(Recorded data)
* START *

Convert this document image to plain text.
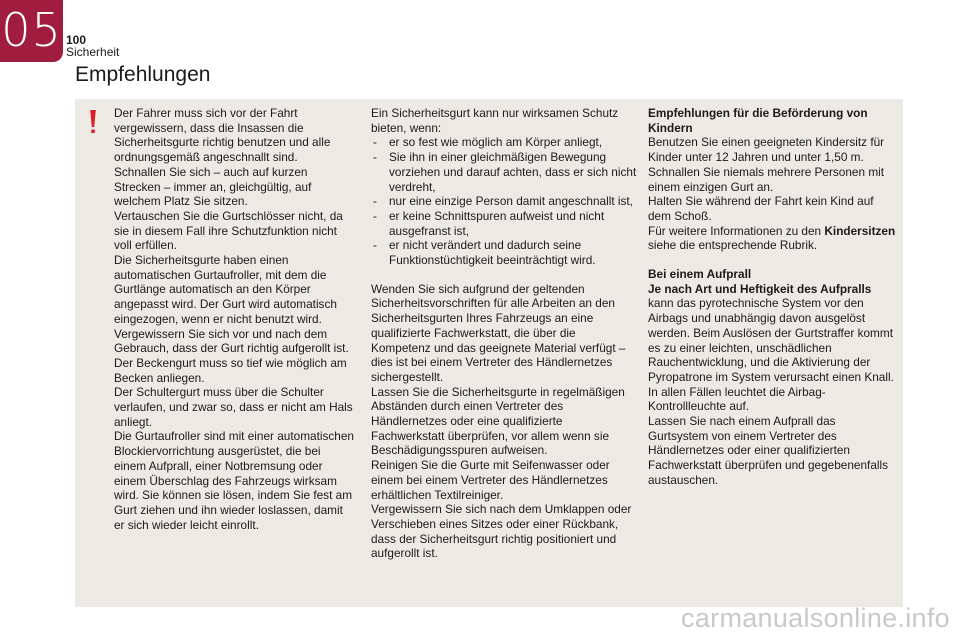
05 100
Sicherheit
Empfehlungen

Der Fahrer muss sich vor der Fahrt vergewissern, dass die Insassen die Sicherheitsgurte richtig benutzen und alle ordnungsgemäß angeschnallt sind.
Schnallen Sie sich – auch auf kurzen Strecken – immer an, gleichgültig, auf welchem Platz Sie sitzen.
Vertauschen Sie die Gurtschlösser nicht, da sie in diesem Fall ihre Schutzfunktion nicht voll erfüllen.
Die Sicherheitsgurte haben einen automatischen Gurtaufroller, mit dem die Gurtlänge automatisch an den Körper angepasst wird. Der Gurt wird automatisch eingezogen, wenn er nicht benutzt wird.
Vergewissern Sie sich vor und nach dem Gebrauch, dass der Gurt richtig aufgerollt ist.
Der Beckengurt muss so tief wie möglich am Becken anliegen.
Der Schultergurt muss über die Schulter verlaufen, und zwar so, dass er nicht am Hals anliegt.
Die Gurtaufroller sind mit einer automatischen Blockiervorrichtung ausgerüstet, die bei einem Aufprall, einer Notbremsung oder einem Überschlag des Fahrzeugs wirksam wird. Sie können sie lösen, indem Sie fest am Gurt ziehen und ihn wieder loslassen, damit er sich wieder leicht einrollt.

Ein Sicherheitsgurt kann nur wirksamen Schutz bieten, wenn:

- er so fest wie möglich am Körper anliegt,
- Sie ihn in einer gleichmäßigen Bewegung vorziehen und darauf achten, dass er sich nicht verdreht,
- nur eine einzige Person damit angeschnallt ist,
- er keine Schnittspuren aufweist und nicht ausgefranst ist,
- er nicht verändert und dadurch seine Funktionstüchtigkeit beeinträchtigt wird.

Wenden Sie sich aufgrund der geltenden Sicherheitsvorschriften für alle Arbeiten an den Sicherheitsgurten Ihres Fahrzeugs an eine qualifizierte Fachwerkstatt, die über die Kompetenz und das geeignete Material verfügt – dies ist bei einem Vertreter des Händlernetzes sichergestellt.
Lassen Sie die Sicherheitsgurte in regelmäßigen Abständen durch einen Vertreter des Händlernetzes oder eine qualifizierte Fachwerkstatt überprüfen, vor allem wenn sie Beschädigungsspuren aufweisen.
Reinigen Sie die Gurte mit Seifenwasser oder einem bei einem Vertreter des Händlernetzes erhältlichen Textilreiniger.
Vergewissern Sie sich nach dem Umklappen oder Verschieben eines Sitzes oder einer Rückbank, dass der Sicherheitsgurt richtig positioniert und aufgerollt ist.

Empfehlungen für die Beförderung von Kindern

Benutzen Sie einen geeigneten Kindersitz für Kinder unter 12 Jahren und unter 1,50 m.
Schnallen Sie niemals mehrere Personen mit einem einzigen Gurt an.
Halten Sie während der Fahrt kein Kind auf dem Schoß.

Für weitere Informationen zu den Kindersitzen siehe die entsprechende Rubrik.

Bei einem Aufprall

Je nach Art und Heftigkeit des Aufpralls kann das pyrotechnische System vor den Airbags und unabhängig davon ausgelöst werden. Beim Auslösen der Gurtstraffer kommt es zu einer leichten, unschädlichen Rauchentwicklung, und die Aktivierung der Pyropatrone im System verursacht einen Knall.

In allen Fällen leuchtet die Airbag-Kontrollleuchte auf.
Lassen Sie nach einem Aufprall das Gurtsystem von einem Vertreter des Händlernetzes oder einer qualifizierten Fachwerkstatt überprüfen und gegebenenfalls austauschen.

carmanualsonline.info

* END *

[To be done]: Go through the records. Copy each line where "kann" appears.

[Answer to the task]:
Ein Sicherheitsgurt kann nur wirksamen Schutz bieten, wenn:
Je nach Art und Heftigkeit des Aufpralls kann das pyrotechnische System vor den Airbags und unabhängig davon ausgelöst werden. Beim Auslösen der Gurtstraffer kommt es zu einer leichten, unschädlichen Rauchentwicklung, und die Aktivierung der Pyropatrone im System verursacht einen Knall.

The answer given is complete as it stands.